— start of Dataset rows —

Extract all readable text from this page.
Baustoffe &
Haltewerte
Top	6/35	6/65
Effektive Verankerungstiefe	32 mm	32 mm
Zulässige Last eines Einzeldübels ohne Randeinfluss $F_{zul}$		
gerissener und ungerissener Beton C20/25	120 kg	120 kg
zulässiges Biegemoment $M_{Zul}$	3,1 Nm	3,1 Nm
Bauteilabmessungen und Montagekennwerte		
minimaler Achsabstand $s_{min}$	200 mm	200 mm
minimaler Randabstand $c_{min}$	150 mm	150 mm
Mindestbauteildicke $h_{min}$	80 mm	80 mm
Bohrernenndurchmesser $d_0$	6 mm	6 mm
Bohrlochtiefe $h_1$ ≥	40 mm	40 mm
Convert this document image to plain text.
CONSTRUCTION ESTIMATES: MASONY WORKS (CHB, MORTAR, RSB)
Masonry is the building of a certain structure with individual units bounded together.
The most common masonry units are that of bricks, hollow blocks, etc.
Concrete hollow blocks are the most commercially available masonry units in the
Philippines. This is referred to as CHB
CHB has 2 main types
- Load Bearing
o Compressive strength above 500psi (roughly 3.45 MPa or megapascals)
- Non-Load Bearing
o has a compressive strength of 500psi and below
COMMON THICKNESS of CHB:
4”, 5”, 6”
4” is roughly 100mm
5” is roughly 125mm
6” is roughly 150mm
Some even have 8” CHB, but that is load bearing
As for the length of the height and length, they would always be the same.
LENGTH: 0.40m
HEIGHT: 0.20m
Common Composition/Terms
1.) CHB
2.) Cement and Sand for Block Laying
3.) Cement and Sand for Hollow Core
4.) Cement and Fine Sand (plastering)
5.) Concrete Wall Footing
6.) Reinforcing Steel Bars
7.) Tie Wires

— end of Dataset rows —

In the listing, find every line with the word "that" and state how many there are, nothing more.

> _Full output_: 2